_PROBLEM_.
Your task is to write out the complete listing exactly as it is shown.

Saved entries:
>> begin

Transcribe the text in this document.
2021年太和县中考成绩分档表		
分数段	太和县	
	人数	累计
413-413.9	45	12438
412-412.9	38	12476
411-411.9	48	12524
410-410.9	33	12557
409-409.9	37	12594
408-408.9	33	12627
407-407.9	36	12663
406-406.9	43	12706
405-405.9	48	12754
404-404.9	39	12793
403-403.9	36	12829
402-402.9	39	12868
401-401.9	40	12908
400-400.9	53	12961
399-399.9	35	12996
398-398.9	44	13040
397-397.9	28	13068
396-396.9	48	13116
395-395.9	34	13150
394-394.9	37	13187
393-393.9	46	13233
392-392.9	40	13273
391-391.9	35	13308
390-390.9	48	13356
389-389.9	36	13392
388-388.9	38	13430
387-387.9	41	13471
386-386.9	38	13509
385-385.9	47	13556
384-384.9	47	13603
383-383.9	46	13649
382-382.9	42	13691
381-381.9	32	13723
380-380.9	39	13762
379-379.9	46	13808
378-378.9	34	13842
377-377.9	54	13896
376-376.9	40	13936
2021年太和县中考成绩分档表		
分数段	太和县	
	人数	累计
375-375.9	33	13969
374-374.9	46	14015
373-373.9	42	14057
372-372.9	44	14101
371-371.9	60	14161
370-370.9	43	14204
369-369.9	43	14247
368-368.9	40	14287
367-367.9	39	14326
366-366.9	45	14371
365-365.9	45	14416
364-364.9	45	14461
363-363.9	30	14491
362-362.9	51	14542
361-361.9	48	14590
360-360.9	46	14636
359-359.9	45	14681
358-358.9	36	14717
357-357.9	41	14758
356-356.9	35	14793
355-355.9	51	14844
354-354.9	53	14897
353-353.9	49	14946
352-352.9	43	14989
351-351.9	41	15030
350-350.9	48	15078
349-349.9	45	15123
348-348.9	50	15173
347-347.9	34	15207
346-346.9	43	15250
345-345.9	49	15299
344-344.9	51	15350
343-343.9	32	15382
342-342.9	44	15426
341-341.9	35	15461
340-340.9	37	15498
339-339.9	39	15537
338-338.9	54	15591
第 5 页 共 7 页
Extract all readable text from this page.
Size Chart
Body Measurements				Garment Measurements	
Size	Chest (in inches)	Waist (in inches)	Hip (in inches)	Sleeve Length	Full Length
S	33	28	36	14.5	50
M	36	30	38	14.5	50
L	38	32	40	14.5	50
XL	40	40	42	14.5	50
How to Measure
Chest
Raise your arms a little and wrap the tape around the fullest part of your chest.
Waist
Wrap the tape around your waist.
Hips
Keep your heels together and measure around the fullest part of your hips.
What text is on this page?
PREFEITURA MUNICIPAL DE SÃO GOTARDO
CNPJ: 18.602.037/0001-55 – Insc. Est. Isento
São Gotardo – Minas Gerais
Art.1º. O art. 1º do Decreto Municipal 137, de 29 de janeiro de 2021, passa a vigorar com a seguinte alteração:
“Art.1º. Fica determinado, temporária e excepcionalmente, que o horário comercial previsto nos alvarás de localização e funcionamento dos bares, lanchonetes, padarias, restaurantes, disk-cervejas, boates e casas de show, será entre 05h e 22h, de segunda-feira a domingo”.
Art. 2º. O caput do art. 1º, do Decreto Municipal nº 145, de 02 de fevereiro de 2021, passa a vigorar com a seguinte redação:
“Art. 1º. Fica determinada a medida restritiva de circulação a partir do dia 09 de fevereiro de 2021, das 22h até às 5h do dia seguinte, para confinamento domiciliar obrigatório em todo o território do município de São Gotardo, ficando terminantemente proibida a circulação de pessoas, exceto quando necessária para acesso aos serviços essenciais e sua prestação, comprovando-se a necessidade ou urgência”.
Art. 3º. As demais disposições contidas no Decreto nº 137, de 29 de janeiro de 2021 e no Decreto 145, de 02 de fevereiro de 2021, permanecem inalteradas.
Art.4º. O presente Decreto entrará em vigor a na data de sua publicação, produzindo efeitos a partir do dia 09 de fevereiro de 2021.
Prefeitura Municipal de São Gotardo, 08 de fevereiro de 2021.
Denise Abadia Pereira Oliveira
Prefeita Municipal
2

>> end

_REPLY_.
Transcribe the text in this document.
2021年太和县中考成绩分档表		
分数段	太和县	
	人数	累计
413-413.9	45	12438
412-412.9	38	12476
411-411.9	48	12524
410-410.9	33	12557
409-409.9	37	12594
408-408.9	33	12627
407-407.9	36	12663
406-406.9	43	12706
405-405.9	48	12754
404-404.9	39	12793
403-403.9	36	12829
402-402.9	39	12868
401-401.9	40	12908
400-400.9	53	12961
399-399.9	35	12996
398-398.9	44	13040
397-397.9	28	13068
396-396.9	48	13116
395-395.9	34	13150
394-394.9	37	13187
393-393.9	46	13233
392-392.9	40	13273
391-391.9	35	13308
390-390.9	48	13356
389-389.9	36	13392
388-388.9	38	13430
387-387.9	41	13471
386-386.9	38	13509
385-385.9	47	13556
384-384.9	47	13603
383-383.9	46	13649
382-382.9	42	13691
381-381.9	32	13723
380-380.9	39	13762
379-379.9	46	13808
378-378.9	34	13842
377-377.9	54	13896
376-376.9	40	13936
2021年太和县中考成绩分档表		
分数段	太和县	
	人数	累计
375-375.9	33	13969
374-374.9	46	14015
373-373.9	42	14057
372-372.9	44	14101
371-371.9	60	14161
370-370.9	43	14204
369-369.9	43	14247
368-368.9	40	14287
367-367.9	39	14326
366-366.9	45	14371
365-365.9	45	14416
364-364.9	45	14461
363-363.9	30	14491
362-362.9	51	14542
361-361.9	48	14590
360-360.9	46	14636
359-359.9	45	14681
358-358.9	36	14717
357-357.9	41	14758
356-356.9	35	14793
355-355.9	51	14844
354-354.9	53	14897
353-353.9	49	14946
352-352.9	43	14989
351-351.9	41	15030
350-350.9	48	15078
349-349.9	45	15123
348-348.9	50	15173
347-347.9	34	15207
346-346.9	43	15250
345-345.9	49	15299
344-344.9	51	15350
343-343.9	32	15382
342-342.9	44	15426
341-341.9	35	15461
340-340.9	37	15498
339-339.9	39	15537
338-338.9	54	15591
第 5 页 共 7 页
Extract all readable text from this page.
Size Chart
Body Measurements				Garment Measurements	
Size	Chest (in inches)	Waist (in inches)	Hip (in inches)	Sleeve Length	Full Length
S	33	28	36	14.5	50
M	36	30	38	14.5	50
L	38	32	40	14.5	50
XL	40	40	42	14.5	50
How to Measure
Chest
Raise your arms a little and wrap the tape around the fullest part of your chest.
Waist
Wrap the tape around your waist.
Hips
Keep your heels together and measure around the fullest part of your hips.
What text is on this page?
PREFEITURA MUNICIPAL DE SÃO GOTARDO
CNPJ: 18.602.037/0001-55 – Insc. Est. Isento
São Gotardo – Minas Gerais
Art.1º. O art. 1º do Decreto Municipal 137, de 29 de janeiro de 2021, passa a vigorar com a seguinte alteração:
“Art.1º. Fica determinado, temporária e excepcionalmente, que o horário comercial previsto nos alvarás de localização e funcionamento dos bares, lanchonetes, padarias, restaurantes, disk-cervejas, boates e casas de show, será entre 05h e 22h, de segunda-feira a domingo”.
Art. 2º. O caput do art. 1º, do Decreto Municipal nº 145, de 02 de fevereiro de 2021, passa a vigorar com a seguinte redação:
“Art. 1º. Fica determinada a medida restritiva de circulação a partir do dia 09 de fevereiro de 2021, das 22h até às 5h do dia seguinte, para confinamento domiciliar obrigatório em todo o território do município de São Gotardo, ficando terminantemente proibida a circulação de pessoas, exceto quando necessária para acesso aos serviços essenciais e sua prestação, comprovando-se a necessidade ou urgência”.
Art. 3º. As demais disposições contidas no Decreto nº 137, de 29 de janeiro de 2021 e no Decreto 145, de 02 de fevereiro de 2021, permanecem inalteradas.
Art.4º. O presente Decreto entrará em vigor a na data de sua publicação, produzindo efeitos a partir do dia 09 de fevereiro de 2021.
Prefeitura Municipal de São Gotardo, 08 de fevereiro de 2021.
Denise Abadia Pereira Oliveira
Prefeita Municipal
2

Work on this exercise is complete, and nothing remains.